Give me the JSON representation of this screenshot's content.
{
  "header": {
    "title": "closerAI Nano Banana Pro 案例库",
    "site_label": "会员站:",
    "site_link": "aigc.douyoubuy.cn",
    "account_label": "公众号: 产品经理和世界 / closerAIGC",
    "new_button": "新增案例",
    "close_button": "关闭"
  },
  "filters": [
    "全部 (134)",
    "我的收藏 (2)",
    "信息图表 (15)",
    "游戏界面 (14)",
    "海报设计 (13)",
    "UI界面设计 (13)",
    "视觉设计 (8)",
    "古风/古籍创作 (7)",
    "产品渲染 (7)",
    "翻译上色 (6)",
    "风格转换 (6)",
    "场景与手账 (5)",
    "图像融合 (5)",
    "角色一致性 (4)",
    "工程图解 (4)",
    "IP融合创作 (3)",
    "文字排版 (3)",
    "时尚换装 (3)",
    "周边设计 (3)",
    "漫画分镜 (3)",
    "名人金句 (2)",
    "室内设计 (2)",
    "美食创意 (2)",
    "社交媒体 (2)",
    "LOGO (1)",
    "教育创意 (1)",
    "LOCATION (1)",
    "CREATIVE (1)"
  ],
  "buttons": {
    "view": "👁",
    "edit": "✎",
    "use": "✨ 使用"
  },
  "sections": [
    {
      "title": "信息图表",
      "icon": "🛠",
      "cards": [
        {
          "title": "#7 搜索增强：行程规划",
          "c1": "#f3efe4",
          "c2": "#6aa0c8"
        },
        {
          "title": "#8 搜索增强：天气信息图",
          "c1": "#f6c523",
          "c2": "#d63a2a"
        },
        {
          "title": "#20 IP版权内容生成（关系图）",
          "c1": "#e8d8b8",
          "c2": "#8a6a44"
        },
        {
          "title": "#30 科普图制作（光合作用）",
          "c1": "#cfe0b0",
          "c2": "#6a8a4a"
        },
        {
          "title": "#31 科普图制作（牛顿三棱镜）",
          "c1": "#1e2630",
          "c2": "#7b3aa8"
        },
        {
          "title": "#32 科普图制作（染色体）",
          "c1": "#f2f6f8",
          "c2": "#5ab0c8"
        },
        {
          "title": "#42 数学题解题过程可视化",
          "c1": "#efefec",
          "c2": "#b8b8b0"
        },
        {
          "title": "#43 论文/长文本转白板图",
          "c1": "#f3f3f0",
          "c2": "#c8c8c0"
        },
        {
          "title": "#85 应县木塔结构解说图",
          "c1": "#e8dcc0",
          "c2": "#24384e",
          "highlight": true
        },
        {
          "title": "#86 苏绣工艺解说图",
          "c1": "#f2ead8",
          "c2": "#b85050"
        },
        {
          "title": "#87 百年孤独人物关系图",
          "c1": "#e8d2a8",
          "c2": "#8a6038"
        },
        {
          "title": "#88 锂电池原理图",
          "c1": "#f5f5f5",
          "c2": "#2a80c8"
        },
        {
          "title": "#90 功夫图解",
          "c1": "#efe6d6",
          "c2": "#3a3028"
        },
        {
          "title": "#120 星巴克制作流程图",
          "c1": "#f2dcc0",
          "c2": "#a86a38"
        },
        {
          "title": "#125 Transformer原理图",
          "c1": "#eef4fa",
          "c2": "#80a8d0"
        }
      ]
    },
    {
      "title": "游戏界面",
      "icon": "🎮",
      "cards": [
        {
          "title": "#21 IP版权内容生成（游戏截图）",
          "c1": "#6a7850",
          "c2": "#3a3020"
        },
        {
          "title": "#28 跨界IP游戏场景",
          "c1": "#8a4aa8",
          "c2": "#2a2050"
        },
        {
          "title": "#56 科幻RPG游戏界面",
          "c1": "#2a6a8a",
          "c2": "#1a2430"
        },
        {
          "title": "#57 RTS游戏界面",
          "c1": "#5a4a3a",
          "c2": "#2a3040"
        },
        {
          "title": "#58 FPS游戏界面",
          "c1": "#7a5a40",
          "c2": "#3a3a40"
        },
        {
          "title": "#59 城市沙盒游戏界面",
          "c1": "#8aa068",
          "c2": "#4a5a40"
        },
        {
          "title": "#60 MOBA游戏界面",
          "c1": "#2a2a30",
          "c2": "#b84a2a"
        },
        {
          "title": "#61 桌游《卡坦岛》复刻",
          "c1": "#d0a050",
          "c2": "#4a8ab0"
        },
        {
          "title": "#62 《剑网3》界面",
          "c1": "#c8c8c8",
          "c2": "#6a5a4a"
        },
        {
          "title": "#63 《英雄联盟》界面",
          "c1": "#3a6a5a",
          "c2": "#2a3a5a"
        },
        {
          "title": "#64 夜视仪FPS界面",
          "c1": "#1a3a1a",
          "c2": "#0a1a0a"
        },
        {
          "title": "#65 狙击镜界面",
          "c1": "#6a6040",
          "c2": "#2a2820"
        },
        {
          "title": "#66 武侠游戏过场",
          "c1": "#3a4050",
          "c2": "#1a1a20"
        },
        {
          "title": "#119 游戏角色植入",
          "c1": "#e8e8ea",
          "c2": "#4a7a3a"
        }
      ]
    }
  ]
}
☆ ☆ ☆
§ Directive: Look through the listing and extract every line with "IP版权内容生成" in it.

§ Task output:
          "title": "#20 IP版权内容生成（关系图）",
          "title": "#21 IP版权内容生成（游戏截图）",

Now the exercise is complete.